(Stored data)
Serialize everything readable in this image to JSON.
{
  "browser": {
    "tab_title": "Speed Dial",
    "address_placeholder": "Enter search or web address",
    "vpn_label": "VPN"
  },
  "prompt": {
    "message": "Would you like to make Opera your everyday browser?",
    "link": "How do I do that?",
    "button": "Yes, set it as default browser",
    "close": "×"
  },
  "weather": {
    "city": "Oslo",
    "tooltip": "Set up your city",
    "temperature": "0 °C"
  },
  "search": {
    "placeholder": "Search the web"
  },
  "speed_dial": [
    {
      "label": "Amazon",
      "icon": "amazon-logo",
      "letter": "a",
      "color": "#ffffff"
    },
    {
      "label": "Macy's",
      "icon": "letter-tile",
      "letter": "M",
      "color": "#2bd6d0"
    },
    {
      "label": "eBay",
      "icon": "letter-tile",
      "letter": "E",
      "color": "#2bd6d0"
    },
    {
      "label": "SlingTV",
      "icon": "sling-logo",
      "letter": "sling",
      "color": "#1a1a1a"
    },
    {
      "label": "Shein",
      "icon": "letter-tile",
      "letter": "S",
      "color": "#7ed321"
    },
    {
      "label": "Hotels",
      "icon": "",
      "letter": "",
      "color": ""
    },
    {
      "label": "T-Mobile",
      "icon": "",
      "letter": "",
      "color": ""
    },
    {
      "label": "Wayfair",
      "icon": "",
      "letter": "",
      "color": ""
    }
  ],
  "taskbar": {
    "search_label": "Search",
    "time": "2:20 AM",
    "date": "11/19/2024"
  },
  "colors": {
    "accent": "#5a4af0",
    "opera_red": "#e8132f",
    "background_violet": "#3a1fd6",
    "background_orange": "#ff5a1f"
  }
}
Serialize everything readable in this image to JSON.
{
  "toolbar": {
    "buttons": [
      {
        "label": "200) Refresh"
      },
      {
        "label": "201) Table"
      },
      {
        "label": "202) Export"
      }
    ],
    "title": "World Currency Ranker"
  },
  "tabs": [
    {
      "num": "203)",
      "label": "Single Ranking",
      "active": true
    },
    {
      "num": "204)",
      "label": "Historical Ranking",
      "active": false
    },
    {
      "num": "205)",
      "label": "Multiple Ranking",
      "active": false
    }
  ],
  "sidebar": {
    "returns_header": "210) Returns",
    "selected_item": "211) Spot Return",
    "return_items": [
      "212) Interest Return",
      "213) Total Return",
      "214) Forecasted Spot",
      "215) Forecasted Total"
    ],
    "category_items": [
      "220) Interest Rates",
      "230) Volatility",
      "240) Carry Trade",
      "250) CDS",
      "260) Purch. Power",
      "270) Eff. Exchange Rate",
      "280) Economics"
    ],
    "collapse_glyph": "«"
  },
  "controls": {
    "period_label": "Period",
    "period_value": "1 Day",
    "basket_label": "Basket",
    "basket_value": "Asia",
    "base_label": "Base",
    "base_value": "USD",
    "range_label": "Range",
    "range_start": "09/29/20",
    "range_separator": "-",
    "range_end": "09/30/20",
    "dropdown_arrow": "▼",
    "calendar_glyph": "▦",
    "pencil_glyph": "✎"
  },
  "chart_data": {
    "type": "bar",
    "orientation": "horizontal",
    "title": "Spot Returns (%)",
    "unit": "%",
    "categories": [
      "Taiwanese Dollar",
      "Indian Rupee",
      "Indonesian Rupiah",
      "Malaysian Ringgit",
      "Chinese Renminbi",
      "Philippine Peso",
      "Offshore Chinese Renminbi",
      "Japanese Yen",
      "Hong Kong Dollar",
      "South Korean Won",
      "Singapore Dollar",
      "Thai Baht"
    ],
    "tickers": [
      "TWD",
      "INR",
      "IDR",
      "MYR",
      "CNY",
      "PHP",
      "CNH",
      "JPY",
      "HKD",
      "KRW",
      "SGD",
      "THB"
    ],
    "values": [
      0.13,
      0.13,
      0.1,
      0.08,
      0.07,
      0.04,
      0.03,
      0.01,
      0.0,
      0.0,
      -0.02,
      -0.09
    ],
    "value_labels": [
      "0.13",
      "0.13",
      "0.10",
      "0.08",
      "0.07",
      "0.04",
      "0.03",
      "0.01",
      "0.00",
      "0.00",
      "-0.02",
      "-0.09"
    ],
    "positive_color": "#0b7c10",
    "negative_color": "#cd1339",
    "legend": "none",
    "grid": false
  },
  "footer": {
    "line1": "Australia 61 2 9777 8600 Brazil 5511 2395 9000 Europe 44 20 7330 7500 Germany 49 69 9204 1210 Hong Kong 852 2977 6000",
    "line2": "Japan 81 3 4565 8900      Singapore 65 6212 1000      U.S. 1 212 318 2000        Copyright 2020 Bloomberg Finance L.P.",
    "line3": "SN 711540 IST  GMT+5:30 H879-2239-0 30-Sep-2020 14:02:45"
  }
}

= Task requirements =
Check all the records above and select each line where the string "Chinese" is found.

= Reply =
      "Chinese Renminbi",
      "Offshore Chinese Renminbi",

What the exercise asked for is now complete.